● THE REQUEST: All entries below need to be written out exactly, but without their pictures.

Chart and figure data
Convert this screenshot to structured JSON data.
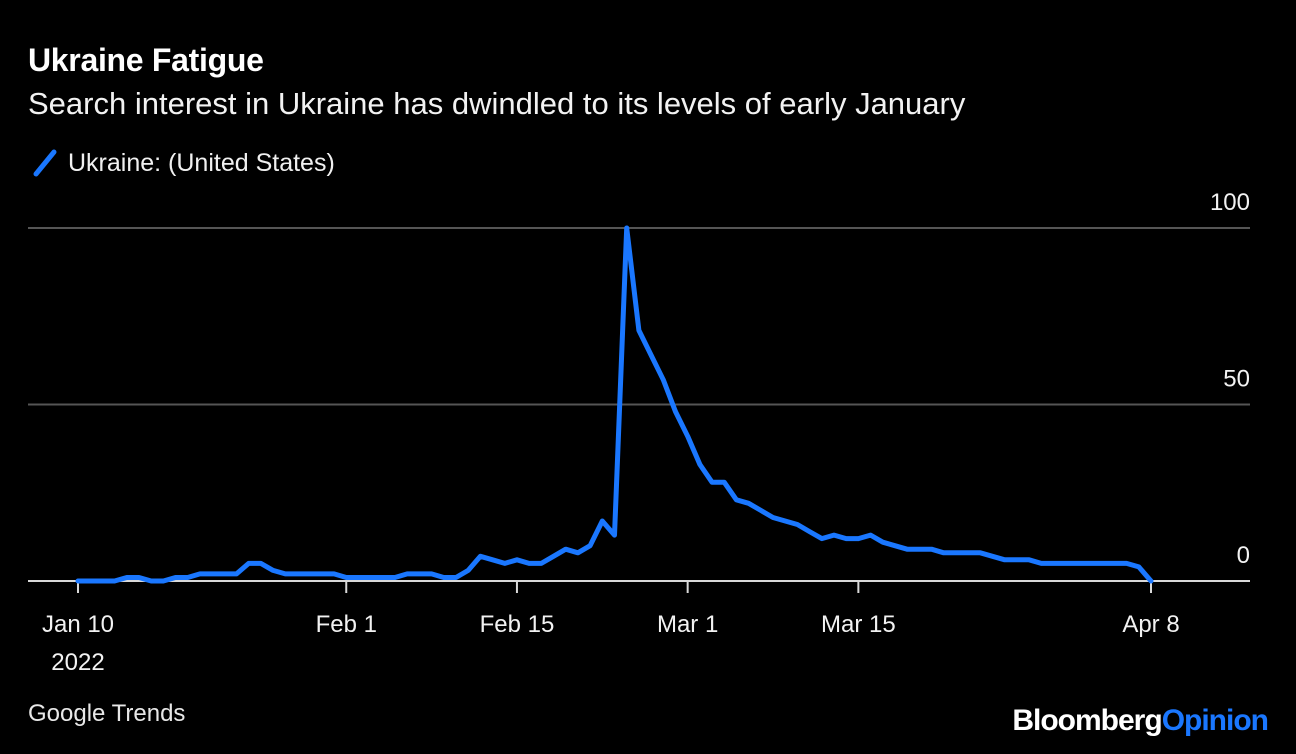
{
  "title": "Ukraine Fatigue",
  "subtitle": "Search interest in Ukraine has dwindled to its levels of early January",
  "source": "Google Trends",
  "brand": {
    "part1": "Bloomberg",
    "part2": "Opinion"
  },
  "colors": {
    "background": "#000000",
    "line": "#1a77ff",
    "grid": "#555555",
    "text": "#ffffff"
  },
  "chart_data": {
    "type": "line",
    "series": [
      {
        "name": "Ukraine: (United States)",
        "x": [
          "2022-01-10",
          "2022-01-11",
          "2022-01-12",
          "2022-01-13",
          "2022-01-14",
          "2022-01-15",
          "2022-01-16",
          "2022-01-17",
          "2022-01-18",
          "2022-01-19",
          "2022-01-20",
          "2022-01-21",
          "2022-01-22",
          "2022-01-23",
          "2022-01-24",
          "2022-01-25",
          "2022-01-26",
          "2022-01-27",
          "2022-01-28",
          "2022-01-29",
          "2022-01-30",
          "2022-01-31",
          "2022-02-01",
          "2022-02-02",
          "2022-02-03",
          "2022-02-04",
          "2022-02-05",
          "2022-02-06",
          "2022-02-07",
          "2022-02-08",
          "2022-02-09",
          "2022-02-10",
          "2022-02-11",
          "2022-02-12",
          "2022-02-13",
          "2022-02-14",
          "2022-02-15",
          "2022-02-16",
          "2022-02-17",
          "2022-02-18",
          "2022-02-19",
          "2022-02-20",
          "2022-02-21",
          "2022-02-22",
          "2022-02-23",
          "2022-02-24",
          "2022-02-25",
          "2022-02-26",
          "2022-02-27",
          "2022-02-28",
          "2022-03-01",
          "2022-03-02",
          "2022-03-03",
          "2022-03-04",
          "2022-03-05",
          "2022-03-06",
          "2022-03-07",
          "2022-03-08",
          "2022-03-09",
          "2022-03-10",
          "2022-03-11",
          "2022-03-12",
          "2022-03-13",
          "2022-03-14",
          "2022-03-15",
          "2022-03-16",
          "2022-03-17",
          "2022-03-18",
          "2022-03-19",
          "2022-03-20",
          "2022-03-21",
          "2022-03-22",
          "2022-03-23",
          "2022-03-24",
          "2022-03-25",
          "2022-03-26",
          "2022-03-27",
          "2022-03-28",
          "2022-03-29",
          "2022-03-30",
          "2022-03-31",
          "2022-04-01",
          "2022-04-02",
          "2022-04-03",
          "2022-04-04",
          "2022-04-05",
          "2022-04-06",
          "2022-04-07",
          "2022-04-08"
        ],
        "values": [
          0,
          0,
          0,
          0,
          1,
          1,
          0,
          0,
          1,
          1,
          2,
          2,
          2,
          2,
          5,
          5,
          3,
          2,
          2,
          2,
          2,
          2,
          1,
          1,
          1,
          1,
          1,
          2,
          2,
          2,
          1,
          1,
          3,
          7,
          6,
          5,
          6,
          5,
          5,
          7,
          9,
          8,
          10,
          17,
          13,
          100,
          71,
          64,
          57,
          48,
          41,
          33,
          28,
          28,
          23,
          22,
          20,
          18,
          17,
          16,
          14,
          12,
          13,
          12,
          12,
          13,
          11,
          10,
          9,
          9,
          9,
          8,
          8,
          8,
          8,
          7,
          6,
          6,
          6,
          5,
          5,
          5,
          5,
          5,
          5,
          5,
          5,
          4,
          0
        ]
      }
    ],
    "ylim": [
      0,
      100
    ],
    "yticks": [
      0,
      50,
      100
    ],
    "xticks": [
      {
        "date": "2022-01-10",
        "label": "Jan 10",
        "sublabel": "2022"
      },
      {
        "date": "2022-02-01",
        "label": "Feb 1"
      },
      {
        "date": "2022-02-15",
        "label": "Feb 15"
      },
      {
        "date": "2022-03-01",
        "label": "Mar 1"
      },
      {
        "date": "2022-03-15",
        "label": "Mar 15"
      },
      {
        "date": "2022-04-08",
        "label": "Apr 8"
      }
    ],
    "legend_position": "top-left",
    "grid": true
  }
}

● TASK OUTPUT:
Convert this screenshot to structured JSON data.
{
  "title": "Ukraine Fatigue",
  "subtitle": "Search interest in Ukraine has dwindled to its levels of early January",
  "source": "Google Trends",
  "brand": {
    "part1": "Bloomberg",
    "part2": "Opinion"
  },
  "colors": {
    "background": "#000000",
    "line": "#1a77ff",
    "grid": "#555555",
    "text": "#ffffff"
  },
  "chart_data": {
    "type": "line",
    "series": [
      {
        "name": "Ukraine: (United States)",
        "x": [
          "2022-01-10",
          "2022-01-11",
          "2022-01-12",
          "2022-01-13",
          "2022-01-14",
          "2022-01-15",
          "2022-01-16",
          "2022-01-17",
          "2022-01-18",
          "2022-01-19",
          "2022-01-20",
          "2022-01-21",
          "2022-01-22",
          "2022-01-23",
          "2022-01-24",
          "2022-01-25",
          "2022-01-26",
          "2022-01-27",
          "2022-01-28",
          "2022-01-29",
          "2022-01-30",
          "2022-01-31",
          "2022-02-01",
          "2022-02-02",
          "2022-02-03",
          "2022-02-04",
          "2022-02-05",
          "2022-02-06",
          "2022-02-07",
          "2022-02-08",
          "2022-02-09",
          "2022-02-10",
          "2022-02-11",
          "2022-02-12",
          "2022-02-13",
          "2022-02-14",
          "2022-02-15",
          "2022-02-16",
          "2022-02-17",
          "2022-02-18",
          "2022-02-19",
          "2022-02-20",
          "2022-02-21",
          "2022-02-22",
          "2022-02-23",
          "2022-02-24",
          "2022-02-25",
          "2022-02-26",
          "2022-02-27",
          "2022-02-28",
          "2022-03-01",
          "2022-03-02",
          "2022-03-03",
          "2022-03-04",
          "2022-03-05",
          "2022-03-06",
          "2022-03-07",
          "2022-03-08",
          "2022-03-09",
          "2022-03-10",
          "2022-03-11",
          "2022-03-12",
          "2022-03-13",
          "2022-03-14",
          "2022-03-15",
          "2022-03-16",
          "2022-03-17",
          "2022-03-18",
          "2022-03-19",
          "2022-03-20",
          "2022-03-21",
          "2022-03-22",
          "2022-03-23",
          "2022-03-24",
          "2022-03-25",
          "2022-03-26",
          "2022-03-27",
          "2022-03-28",
          "2022-03-29",
          "2022-03-30",
          "2022-03-31",
          "2022-04-01",
          "2022-04-02",
          "2022-04-03",
          "2022-04-04",
          "2022-04-05",
          "2022-04-06",
          "2022-04-07",
          "2022-04-08"
        ],
        "values": [
          0,
          0,
          0,
          0,
          1,
          1,
          0,
          0,
          1,
          1,
          2,
          2,
          2,
          2,
          5,
          5,
          3,
          2,
          2,
          2,
          2,
          2,
          1,
          1,
          1,
          1,
          1,
          2,
          2,
          2,
          1,
          1,
          3,
          7,
          6,
          5,
          6,
          5,
          5,
          7,
          9,
          8,
          10,
          17,
          13,
          100,
          71,
          64,
          57,
          48,
          41,
          33,
          28,
          28,
          23,
          22,
          20,
          18,
          17,
          16,
          14,
          12,
          13,
          12,
          12,
          13,
          11,
          10,
          9,
          9,
          9,
          8,
          8,
          8,
          8,
          7,
          6,
          6,
          6,
          5,
          5,
          5,
          5,
          5,
          5,
          5,
          5,
          4,
          0
        ]
      }
    ],
    "ylim": [
      0,
      100
    ],
    "yticks": [
      0,
      50,
      100
    ],
    "xticks": [
      {
        "date": "2022-01-10",
        "label": "Jan 10",
        "sublabel": "2022"
      },
      {
        "date": "2022-02-01",
        "label": "Feb 1"
      },
      {
        "date": "2022-02-15",
        "label": "Feb 15"
      },
      {
        "date": "2022-03-01",
        "label": "Mar 1"
      },
      {
        "date": "2022-03-15",
        "label": "Mar 15"
      },
      {
        "date": "2022-04-08",
        "label": "Apr 8"
      }
    ],
    "legend_position": "top-left",
    "grid": true
  }
}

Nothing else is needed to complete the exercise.